● AIM OF THE TASK
Find all lines in the records that include the word "JSON", and copy them out.

==== EXTRACTED INFORMATION

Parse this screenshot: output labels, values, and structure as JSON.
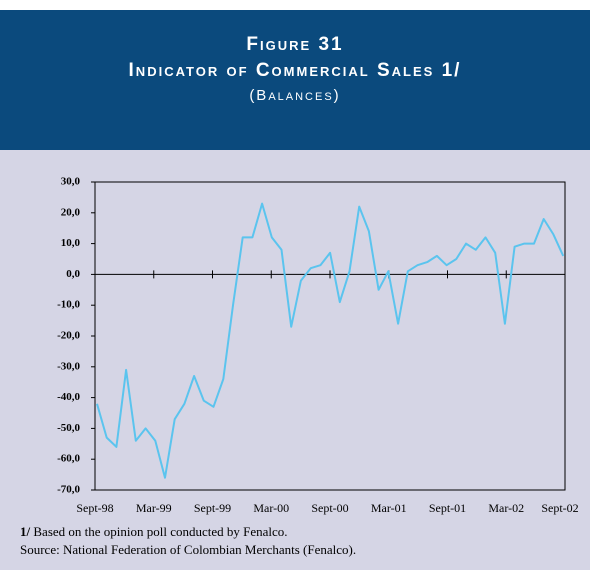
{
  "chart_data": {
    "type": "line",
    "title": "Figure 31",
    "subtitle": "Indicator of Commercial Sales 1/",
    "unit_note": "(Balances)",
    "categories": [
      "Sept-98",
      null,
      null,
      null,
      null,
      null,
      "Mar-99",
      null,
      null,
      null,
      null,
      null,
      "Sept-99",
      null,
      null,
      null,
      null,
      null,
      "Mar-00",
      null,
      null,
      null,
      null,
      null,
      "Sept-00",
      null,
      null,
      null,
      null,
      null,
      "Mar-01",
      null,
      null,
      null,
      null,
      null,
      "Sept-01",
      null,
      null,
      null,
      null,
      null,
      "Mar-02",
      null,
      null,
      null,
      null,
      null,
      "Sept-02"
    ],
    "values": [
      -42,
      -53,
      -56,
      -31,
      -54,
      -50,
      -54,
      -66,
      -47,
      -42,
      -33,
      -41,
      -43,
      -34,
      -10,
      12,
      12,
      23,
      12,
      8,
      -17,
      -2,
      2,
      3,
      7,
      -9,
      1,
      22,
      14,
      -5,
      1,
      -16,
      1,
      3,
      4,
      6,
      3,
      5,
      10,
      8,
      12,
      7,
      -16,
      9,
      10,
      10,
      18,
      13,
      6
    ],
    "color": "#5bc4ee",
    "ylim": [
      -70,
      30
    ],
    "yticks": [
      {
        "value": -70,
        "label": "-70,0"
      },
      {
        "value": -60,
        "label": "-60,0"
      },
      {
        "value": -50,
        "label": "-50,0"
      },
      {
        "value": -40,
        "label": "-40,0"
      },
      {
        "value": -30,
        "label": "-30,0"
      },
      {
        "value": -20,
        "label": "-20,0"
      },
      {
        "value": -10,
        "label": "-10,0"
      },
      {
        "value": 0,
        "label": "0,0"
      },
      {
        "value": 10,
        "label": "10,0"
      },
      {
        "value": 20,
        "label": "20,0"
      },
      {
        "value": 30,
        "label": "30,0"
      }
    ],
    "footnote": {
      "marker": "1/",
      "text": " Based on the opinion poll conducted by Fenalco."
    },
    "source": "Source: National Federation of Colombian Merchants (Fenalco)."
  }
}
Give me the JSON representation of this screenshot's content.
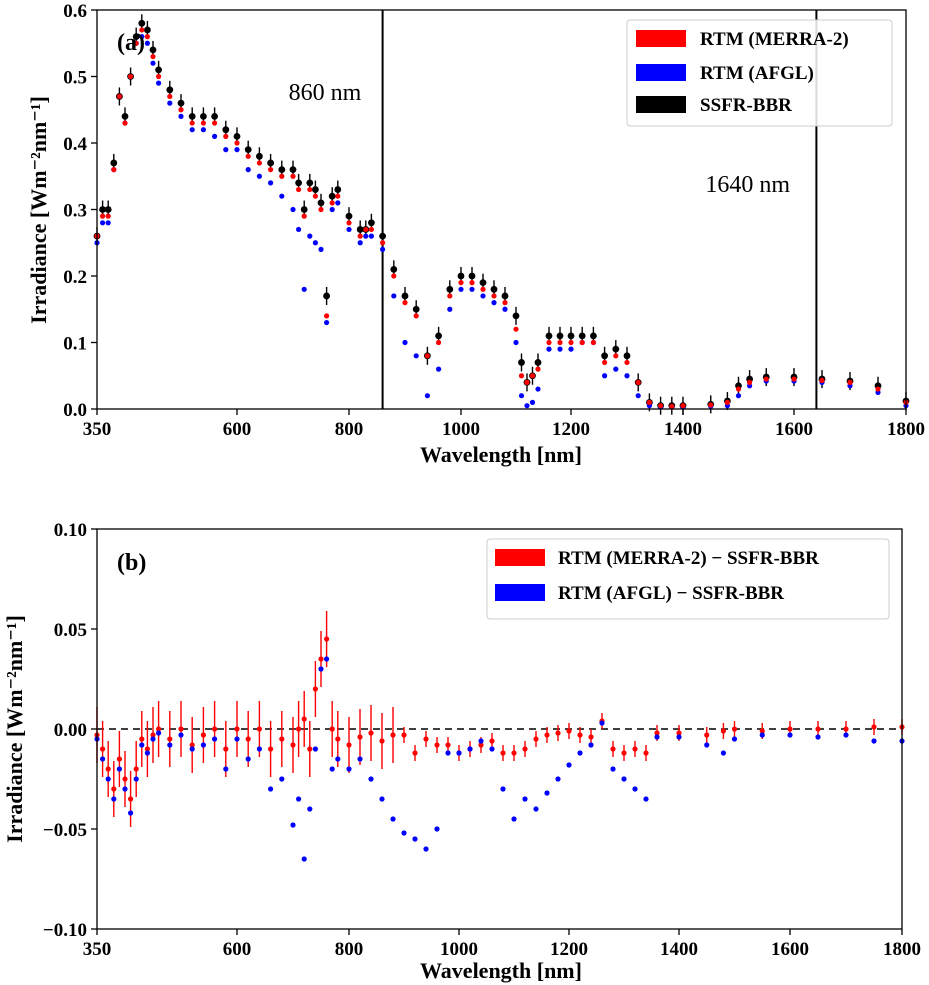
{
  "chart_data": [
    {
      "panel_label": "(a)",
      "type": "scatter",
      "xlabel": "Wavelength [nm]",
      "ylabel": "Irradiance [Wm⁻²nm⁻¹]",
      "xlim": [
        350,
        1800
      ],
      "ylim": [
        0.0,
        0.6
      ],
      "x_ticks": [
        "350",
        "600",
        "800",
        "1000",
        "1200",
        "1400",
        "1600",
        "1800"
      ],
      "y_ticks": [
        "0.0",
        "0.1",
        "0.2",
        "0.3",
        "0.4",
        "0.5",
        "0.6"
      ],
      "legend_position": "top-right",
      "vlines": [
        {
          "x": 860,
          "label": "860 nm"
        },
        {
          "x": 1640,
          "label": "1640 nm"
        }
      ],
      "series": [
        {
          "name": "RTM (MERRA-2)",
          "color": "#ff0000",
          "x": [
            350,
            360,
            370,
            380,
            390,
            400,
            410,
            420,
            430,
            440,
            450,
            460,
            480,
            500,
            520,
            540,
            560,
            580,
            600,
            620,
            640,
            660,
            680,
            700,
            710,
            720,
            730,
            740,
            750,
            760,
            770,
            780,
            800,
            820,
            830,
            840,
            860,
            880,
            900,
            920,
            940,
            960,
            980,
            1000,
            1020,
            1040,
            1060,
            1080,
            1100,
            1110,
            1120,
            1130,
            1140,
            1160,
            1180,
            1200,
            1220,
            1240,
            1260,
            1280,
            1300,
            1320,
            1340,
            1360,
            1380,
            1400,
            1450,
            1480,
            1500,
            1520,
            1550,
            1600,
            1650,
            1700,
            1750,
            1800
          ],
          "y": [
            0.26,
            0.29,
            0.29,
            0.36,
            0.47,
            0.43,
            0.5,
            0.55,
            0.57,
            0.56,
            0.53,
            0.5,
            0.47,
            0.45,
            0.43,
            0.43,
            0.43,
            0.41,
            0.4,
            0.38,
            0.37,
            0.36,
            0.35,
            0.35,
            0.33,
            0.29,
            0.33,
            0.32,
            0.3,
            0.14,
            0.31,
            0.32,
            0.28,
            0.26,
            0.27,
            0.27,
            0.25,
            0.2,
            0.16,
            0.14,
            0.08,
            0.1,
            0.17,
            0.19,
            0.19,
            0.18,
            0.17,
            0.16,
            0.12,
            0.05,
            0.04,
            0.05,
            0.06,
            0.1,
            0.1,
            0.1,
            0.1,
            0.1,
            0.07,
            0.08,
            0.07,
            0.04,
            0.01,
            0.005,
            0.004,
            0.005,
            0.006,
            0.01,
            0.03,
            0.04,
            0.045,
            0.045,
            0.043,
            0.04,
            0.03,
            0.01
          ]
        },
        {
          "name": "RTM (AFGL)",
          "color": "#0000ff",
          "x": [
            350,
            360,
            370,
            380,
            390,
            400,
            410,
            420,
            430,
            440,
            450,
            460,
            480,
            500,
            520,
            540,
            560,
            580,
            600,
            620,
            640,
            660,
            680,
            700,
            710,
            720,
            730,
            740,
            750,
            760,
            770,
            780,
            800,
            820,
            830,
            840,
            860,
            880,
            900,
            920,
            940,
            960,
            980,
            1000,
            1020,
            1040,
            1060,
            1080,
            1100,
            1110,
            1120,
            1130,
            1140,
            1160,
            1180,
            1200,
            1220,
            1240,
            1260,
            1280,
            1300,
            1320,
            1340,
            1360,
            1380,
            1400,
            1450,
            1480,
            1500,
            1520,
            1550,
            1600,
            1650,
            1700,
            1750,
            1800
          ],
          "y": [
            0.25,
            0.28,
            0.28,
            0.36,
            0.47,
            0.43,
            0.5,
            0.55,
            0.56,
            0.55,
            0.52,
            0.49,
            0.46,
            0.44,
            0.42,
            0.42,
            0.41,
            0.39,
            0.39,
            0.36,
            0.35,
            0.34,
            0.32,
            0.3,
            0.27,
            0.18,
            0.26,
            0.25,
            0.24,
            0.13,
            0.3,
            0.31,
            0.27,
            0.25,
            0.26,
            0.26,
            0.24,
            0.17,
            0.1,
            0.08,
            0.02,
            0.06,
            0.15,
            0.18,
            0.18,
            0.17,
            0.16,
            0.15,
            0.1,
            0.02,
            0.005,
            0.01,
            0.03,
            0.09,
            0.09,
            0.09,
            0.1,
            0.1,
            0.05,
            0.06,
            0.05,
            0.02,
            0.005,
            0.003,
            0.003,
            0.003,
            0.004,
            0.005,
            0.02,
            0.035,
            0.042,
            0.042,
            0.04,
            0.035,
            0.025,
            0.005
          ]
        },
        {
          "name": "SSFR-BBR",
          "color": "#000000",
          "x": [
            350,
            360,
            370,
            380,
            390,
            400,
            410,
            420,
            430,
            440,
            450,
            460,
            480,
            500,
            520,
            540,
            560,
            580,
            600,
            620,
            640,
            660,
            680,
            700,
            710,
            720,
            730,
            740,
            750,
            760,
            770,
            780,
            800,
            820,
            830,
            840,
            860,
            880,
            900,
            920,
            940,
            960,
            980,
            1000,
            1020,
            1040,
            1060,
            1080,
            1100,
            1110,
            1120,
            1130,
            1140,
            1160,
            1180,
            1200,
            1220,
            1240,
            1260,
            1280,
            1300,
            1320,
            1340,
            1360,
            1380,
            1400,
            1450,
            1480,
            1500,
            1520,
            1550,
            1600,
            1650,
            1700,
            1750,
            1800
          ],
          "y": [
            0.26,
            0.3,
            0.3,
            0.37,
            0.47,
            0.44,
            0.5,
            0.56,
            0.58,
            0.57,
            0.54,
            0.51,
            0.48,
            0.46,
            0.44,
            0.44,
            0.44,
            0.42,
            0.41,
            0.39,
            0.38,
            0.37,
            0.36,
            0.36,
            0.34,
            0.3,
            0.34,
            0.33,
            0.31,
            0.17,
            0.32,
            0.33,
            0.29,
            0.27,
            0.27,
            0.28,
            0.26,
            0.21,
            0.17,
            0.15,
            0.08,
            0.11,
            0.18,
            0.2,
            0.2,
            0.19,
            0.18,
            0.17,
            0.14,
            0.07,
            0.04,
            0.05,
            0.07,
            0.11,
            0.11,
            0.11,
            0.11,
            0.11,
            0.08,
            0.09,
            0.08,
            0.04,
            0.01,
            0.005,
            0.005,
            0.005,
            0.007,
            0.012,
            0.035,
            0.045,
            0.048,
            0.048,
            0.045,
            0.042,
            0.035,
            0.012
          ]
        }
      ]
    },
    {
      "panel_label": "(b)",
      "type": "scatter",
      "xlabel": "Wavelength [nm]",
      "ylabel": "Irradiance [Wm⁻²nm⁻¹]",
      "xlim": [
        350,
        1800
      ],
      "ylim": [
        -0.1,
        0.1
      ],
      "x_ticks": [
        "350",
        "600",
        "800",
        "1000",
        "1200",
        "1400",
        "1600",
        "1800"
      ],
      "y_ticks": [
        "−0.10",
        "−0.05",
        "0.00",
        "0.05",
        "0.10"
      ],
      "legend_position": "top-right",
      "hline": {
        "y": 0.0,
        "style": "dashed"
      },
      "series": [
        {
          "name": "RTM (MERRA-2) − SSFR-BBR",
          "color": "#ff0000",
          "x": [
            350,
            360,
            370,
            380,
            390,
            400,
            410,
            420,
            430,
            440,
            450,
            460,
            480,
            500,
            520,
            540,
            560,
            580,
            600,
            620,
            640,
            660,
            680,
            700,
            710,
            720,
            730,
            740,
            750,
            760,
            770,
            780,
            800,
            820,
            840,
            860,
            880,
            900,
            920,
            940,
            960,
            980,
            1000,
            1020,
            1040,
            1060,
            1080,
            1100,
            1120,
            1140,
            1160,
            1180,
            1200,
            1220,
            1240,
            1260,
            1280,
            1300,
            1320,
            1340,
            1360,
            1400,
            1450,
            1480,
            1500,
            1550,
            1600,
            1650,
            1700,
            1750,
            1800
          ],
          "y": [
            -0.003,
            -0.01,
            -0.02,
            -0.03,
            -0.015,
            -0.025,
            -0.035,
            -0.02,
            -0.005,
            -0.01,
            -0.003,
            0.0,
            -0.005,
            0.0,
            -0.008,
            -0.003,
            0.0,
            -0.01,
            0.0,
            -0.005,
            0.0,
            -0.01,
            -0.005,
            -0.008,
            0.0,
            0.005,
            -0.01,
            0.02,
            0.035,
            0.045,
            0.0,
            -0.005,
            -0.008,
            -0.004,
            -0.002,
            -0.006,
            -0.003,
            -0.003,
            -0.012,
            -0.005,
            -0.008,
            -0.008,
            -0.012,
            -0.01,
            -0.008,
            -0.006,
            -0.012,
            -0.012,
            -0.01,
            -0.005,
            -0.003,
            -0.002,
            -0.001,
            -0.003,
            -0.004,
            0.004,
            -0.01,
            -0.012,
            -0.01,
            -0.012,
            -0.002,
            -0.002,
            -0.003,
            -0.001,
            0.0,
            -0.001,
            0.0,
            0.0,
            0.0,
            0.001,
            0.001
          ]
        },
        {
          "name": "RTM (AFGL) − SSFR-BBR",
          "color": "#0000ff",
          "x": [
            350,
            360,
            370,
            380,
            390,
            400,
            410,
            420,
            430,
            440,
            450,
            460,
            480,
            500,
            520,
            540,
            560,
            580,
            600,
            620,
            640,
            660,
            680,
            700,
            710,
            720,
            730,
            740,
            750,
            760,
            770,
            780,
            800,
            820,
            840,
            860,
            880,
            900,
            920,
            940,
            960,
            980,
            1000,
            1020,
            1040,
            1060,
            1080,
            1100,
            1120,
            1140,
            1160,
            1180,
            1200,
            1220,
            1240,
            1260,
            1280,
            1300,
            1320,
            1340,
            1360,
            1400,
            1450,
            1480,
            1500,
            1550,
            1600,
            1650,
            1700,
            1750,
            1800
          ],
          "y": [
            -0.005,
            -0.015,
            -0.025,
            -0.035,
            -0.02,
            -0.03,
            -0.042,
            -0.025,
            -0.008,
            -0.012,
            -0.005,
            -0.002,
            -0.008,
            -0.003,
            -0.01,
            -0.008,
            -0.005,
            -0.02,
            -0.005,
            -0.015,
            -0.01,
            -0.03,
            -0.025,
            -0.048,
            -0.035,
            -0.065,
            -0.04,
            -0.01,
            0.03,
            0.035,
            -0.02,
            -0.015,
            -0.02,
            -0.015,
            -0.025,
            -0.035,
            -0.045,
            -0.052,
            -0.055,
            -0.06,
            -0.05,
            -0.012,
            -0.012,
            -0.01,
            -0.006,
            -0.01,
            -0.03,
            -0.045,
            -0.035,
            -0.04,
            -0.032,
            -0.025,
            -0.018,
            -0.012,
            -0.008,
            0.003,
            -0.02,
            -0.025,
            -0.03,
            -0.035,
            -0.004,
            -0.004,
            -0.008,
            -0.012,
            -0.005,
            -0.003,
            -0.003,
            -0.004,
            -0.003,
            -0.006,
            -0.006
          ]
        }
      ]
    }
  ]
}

========

● SOLUTION FOR THIS TASK
Parse this screenshot: output labels, values, and structure as JSON.
Give me the JSON representation of this screenshot's content.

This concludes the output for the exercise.